BRIEF. Search the records for the word "Tilt" and pick out every line that has it.

Dataset items
--- BEGIN ---

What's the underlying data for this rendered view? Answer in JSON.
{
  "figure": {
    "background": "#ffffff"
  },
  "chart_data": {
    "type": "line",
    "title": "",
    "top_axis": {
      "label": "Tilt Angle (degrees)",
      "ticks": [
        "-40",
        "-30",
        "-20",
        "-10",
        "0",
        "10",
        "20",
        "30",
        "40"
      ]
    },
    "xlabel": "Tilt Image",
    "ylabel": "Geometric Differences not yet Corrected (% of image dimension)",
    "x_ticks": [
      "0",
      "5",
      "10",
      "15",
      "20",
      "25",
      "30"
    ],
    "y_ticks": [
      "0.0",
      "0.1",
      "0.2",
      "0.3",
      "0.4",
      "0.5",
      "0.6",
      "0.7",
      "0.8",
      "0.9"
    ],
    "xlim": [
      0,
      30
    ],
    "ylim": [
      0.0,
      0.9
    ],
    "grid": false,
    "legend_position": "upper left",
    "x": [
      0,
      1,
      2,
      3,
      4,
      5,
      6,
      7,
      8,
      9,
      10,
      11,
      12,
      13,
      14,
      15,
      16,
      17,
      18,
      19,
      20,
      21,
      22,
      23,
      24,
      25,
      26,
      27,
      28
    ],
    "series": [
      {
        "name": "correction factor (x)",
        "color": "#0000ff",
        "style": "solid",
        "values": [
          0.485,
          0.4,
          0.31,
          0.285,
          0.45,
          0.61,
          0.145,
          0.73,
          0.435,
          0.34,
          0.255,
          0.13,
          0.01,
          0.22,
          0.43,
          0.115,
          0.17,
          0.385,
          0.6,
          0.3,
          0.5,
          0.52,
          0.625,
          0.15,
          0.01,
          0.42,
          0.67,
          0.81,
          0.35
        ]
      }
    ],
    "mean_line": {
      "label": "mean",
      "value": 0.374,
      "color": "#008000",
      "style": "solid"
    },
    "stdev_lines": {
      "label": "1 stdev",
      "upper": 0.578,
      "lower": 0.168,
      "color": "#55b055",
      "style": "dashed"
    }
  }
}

--- END ---

SOLUTION TO THE EXERCISE.
      "label": "Tilt Angle (degrees)",
    "xlabel": "Tilt Image",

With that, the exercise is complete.